_The request_
In every row below, rename "delete-row-button" to "remove-row-button" and keep everything else unchanged.

****

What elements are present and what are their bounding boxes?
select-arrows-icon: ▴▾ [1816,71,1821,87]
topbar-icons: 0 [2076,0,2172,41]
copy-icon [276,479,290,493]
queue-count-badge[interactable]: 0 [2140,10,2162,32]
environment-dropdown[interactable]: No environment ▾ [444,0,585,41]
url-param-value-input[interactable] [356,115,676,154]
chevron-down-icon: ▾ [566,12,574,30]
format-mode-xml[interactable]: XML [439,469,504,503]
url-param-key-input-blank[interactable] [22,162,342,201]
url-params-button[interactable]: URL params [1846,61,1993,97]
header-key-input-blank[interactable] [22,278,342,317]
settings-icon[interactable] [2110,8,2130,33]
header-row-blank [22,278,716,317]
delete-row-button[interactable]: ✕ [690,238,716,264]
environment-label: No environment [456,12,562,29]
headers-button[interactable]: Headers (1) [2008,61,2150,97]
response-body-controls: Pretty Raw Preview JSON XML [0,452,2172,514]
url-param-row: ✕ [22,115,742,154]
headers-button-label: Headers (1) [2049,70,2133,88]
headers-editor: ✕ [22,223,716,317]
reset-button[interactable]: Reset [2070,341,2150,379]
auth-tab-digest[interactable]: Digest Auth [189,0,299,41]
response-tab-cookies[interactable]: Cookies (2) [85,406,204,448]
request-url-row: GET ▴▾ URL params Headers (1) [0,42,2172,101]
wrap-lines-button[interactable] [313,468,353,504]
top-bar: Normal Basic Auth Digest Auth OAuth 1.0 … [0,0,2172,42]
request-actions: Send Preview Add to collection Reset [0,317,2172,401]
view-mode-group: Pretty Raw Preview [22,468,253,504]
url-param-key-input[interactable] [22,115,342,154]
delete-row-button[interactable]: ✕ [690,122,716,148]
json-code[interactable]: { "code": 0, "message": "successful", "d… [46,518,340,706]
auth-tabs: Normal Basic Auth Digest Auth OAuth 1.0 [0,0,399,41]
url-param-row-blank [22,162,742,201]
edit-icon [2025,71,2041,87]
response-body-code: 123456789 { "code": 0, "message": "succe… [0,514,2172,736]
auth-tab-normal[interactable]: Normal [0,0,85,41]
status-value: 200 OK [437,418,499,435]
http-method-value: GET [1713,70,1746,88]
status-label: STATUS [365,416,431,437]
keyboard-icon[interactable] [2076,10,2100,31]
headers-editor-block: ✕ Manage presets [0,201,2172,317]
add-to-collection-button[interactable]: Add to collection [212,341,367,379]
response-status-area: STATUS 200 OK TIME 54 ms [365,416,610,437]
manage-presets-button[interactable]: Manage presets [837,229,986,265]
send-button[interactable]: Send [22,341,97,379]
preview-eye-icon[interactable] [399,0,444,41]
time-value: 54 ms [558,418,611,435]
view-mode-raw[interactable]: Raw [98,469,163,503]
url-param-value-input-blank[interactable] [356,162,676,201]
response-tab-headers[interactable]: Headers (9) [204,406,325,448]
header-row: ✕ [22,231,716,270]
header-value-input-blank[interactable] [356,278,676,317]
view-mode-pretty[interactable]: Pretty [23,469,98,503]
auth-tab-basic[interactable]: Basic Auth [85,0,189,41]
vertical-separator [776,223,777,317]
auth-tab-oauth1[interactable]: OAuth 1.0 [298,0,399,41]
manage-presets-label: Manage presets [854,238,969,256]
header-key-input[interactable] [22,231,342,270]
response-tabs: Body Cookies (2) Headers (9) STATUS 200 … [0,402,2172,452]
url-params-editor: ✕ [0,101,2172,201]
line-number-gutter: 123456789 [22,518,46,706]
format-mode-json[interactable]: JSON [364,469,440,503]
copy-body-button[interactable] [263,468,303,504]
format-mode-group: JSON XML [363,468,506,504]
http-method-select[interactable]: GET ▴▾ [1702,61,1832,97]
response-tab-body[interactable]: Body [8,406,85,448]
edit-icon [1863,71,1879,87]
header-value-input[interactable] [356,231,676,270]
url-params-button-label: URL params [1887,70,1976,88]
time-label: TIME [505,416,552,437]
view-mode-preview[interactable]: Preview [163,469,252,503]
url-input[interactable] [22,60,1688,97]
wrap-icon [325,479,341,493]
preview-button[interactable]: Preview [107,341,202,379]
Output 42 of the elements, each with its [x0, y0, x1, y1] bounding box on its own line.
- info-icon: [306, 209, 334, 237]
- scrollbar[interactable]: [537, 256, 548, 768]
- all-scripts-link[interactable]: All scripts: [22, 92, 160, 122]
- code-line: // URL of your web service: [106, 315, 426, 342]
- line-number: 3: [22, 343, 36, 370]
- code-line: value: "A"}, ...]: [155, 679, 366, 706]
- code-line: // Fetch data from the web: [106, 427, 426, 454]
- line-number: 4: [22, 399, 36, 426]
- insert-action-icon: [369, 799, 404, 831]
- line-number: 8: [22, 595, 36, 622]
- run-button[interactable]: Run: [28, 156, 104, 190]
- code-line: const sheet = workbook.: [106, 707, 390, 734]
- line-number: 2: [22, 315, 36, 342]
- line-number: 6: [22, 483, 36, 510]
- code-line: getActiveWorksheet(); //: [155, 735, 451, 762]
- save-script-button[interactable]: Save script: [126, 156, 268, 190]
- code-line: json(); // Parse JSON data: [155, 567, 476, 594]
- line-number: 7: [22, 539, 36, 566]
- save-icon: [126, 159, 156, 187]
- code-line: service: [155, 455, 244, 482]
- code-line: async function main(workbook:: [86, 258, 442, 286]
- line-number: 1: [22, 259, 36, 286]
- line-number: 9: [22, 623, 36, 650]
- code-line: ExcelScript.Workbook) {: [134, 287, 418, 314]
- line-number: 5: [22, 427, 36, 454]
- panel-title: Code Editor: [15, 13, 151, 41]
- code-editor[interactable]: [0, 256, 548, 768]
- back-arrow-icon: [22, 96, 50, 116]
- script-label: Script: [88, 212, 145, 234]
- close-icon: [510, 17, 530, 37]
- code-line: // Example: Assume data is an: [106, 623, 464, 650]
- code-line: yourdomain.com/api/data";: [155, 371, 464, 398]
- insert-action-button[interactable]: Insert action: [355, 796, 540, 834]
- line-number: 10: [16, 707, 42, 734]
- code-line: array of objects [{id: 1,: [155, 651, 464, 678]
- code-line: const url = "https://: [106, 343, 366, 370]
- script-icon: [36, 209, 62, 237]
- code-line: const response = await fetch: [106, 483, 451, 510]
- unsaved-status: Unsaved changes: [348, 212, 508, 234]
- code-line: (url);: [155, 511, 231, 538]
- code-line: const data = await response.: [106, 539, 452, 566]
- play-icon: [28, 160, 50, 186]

****

_Output for this exercise_
What elements are present and what are their bounding boxes?
select-arrows-icon: ▴▾ [1816,71,1821,87]
topbar-icons: 0 [2076,0,2172,41]
copy-icon [276,479,290,493]
queue-count-badge[interactable]: 0 [2140,10,2162,32]
environment-dropdown[interactable]: No environment ▾ [444,0,585,41]
url-param-value-input[interactable] [356,115,676,154]
chevron-down-icon: ▾ [566,12,574,30]
format-mode-xml[interactable]: XML [439,469,504,503]
url-param-key-input-blank[interactable] [22,162,342,201]
url-params-button[interactable]: URL params [1846,61,1993,97]
header-key-input-blank[interactable] [22,278,342,317]
settings-icon[interactable] [2110,8,2130,33]
header-row-blank [22,278,716,317]
remove-row-button[interactable]: ✕ [690,238,716,264]
environment-label: No environment [456,12,562,29]
headers-button[interactable]: Headers (1) [2008,61,2150,97]
response-body-controls: Pretty Raw Preview JSON XML [0,452,2172,514]
url-param-row: ✕ [22,115,742,154]
headers-button-label: Headers (1) [2049,70,2133,88]
headers-editor: ✕ [22,223,716,317]
reset-button[interactable]: Reset [2070,341,2150,379]
auth-tab-digest[interactable]: Digest Auth [189,0,299,41]
response-tab-cookies[interactable]: Cookies (2) [85,406,204,448]
request-url-row: GET ▴▾ URL params Headers (1) [0,42,2172,101]
wrap-lines-button[interactable] [313,468,353,504]
top-bar: Normal Basic Auth Digest Auth OAuth 1.0 … [0,0,2172,42]
request-actions: Send Preview Add to collection Reset [0,317,2172,401]
view-mode-group: Pretty Raw Preview [22,468,253,504]
url-param-key-input[interactable] [22,115,342,154]
remove-row-button[interactable]: ✕ [690,122,716,148]
json-code[interactable]: { "code": 0, "message": "successful", "d… [46,518,340,706]
auth-tabs: Normal Basic Auth Digest Auth OAuth 1.0 [0,0,399,41]
url-param-row-blank [22,162,742,201]
edit-icon [2025,71,2041,87]
response-body-code: 123456789 { "code": 0, "message": "succe… [0,514,2172,736]
auth-tab-normal[interactable]: Normal [0,0,85,41]
status-value: 200 OK [437,418,499,435]
http-method-value: GET [1713,70,1746,88]
status-label: STATUS [365,416,431,437]
keyboard-icon[interactable] [2076,10,2100,31]
headers-editor-block: ✕ Manage presets [0,201,2172,317]
add-to-collection-button[interactable]: Add to collection [212,341,367,379]
response-status-area: STATUS 200 OK TIME 54 ms [365,416,610,437]
manage-presets-button[interactable]: Manage presets [837,229,986,265]
send-button[interactable]: Send [22,341,97,379]
preview-eye-icon[interactable] [399,0,444,41]
time-value: 54 ms [558,418,611,435]
view-mode-raw[interactable]: Raw [98,469,163,503]
url-param-value-input-blank[interactable] [356,162,676,201]
response-tab-headers[interactable]: Headers (9) [204,406,325,448]
header-row: ✕ [22,231,716,270]
header-value-input-blank[interactable] [356,278,676,317]
view-mode-pretty[interactable]: Pretty [23,469,98,503]
auth-tab-basic[interactable]: Basic Auth [85,0,189,41]
vertical-separator [776,223,777,317]
auth-tab-oauth1[interactable]: OAuth 1.0 [298,0,399,41]
manage-presets-label: Manage presets [854,238,969,256]
header-key-input[interactable] [22,231,342,270]
response-tabs: Body Cookies (2) Headers (9) STATUS 200 … [0,402,2172,452]
url-params-editor: ✕ [0,101,2172,201]
line-number-gutter: 123456789 [22,518,46,706]
format-mode-json[interactable]: JSON [364,469,440,503]
copy-body-button[interactable] [263,468,303,504]
format-mode-group: JSON XML [363,468,506,504]
http-method-select[interactable]: GET ▴▾ [1702,61,1832,97]
response-tab-body[interactable]: Body [8,406,85,448]
edit-icon [1863,71,1879,87]
header-value-input[interactable] [356,231,676,270]
url-params-button-label: URL params [1887,70,1976,88]
time-label: TIME [505,416,552,437]
view-mode-preview[interactable]: Preview [163,469,252,503]
url-input[interactable] [22,60,1688,97]
wrap-icon [325,479,341,493]
preview-button[interactable]: Preview [107,341,202,379]
Output 42 of the elements, each with its [x0, y0, x1, y1] bounding box on its own line.
- info-icon: [306, 209, 334, 237]
- scrollbar[interactable]: [537, 256, 548, 768]
- all-scripts-link[interactable]: All scripts: [22, 92, 160, 122]
- code-line: // URL of your web service: [106, 315, 426, 342]
- line-number: 3: [22, 343, 36, 370]
- code-line: value: "A"}, ...]: [155, 679, 366, 706]
- code-line: // Fetch data from the web: [106, 427, 426, 454]
- line-number: 4: [22, 399, 36, 426]
- insert-action-icon: [369, 799, 404, 831]
- line-number: 8: [22, 595, 36, 622]
- run-button[interactable]: Run: [28, 156, 104, 190]
- code-line: const sheet = workbook.: [106, 707, 390, 734]
- line-number: 2: [22, 315, 36, 342]
- line-number: 6: [22, 483, 36, 510]
- code-line: getActiveWorksheet(); //: [155, 735, 451, 762]
- save-script-button[interactable]: Save script: [126, 156, 268, 190]
- code-line: json(); // Parse JSON data: [155, 567, 476, 594]
- line-number: 7: [22, 539, 36, 566]
- save-icon: [126, 159, 156, 187]
- code-line: service: [155, 455, 244, 482]
- code-line: async function main(workbook:: [86, 258, 442, 286]
- line-number: 1: [22, 259, 36, 286]
- line-number: 9: [22, 623, 36, 650]
- code-line: ExcelScript.Workbook) {: [134, 287, 418, 314]
- line-number: 5: [22, 427, 36, 454]
- panel-title: Code Editor: [15, 13, 151, 41]
- code-editor[interactable]: [0, 256, 548, 768]
- back-arrow-icon: [22, 96, 50, 116]
- script-label: Script: [88, 212, 145, 234]
- close-icon: [510, 17, 530, 37]
- code-line: // Example: Assume data is an: [106, 623, 464, 650]
- code-line: yourdomain.com/api/data";: [155, 371, 464, 398]
- insert-action-button[interactable]: Insert action: [355, 796, 540, 834]
- line-number: 10: [16, 707, 42, 734]
- code-line: array of objects [{id: 1,: [155, 651, 464, 678]
- code-line: const url = "https://: [106, 343, 366, 370]
- script-icon: [36, 209, 62, 237]
- code-line: const response = await fetch: [106, 483, 451, 510]
- unsaved-status: Unsaved changes: [348, 212, 508, 234]
- code-line: (url);: [155, 511, 231, 538]
- code-line: const data = await response.: [106, 539, 452, 566]
- play-icon: [28, 160, 50, 186]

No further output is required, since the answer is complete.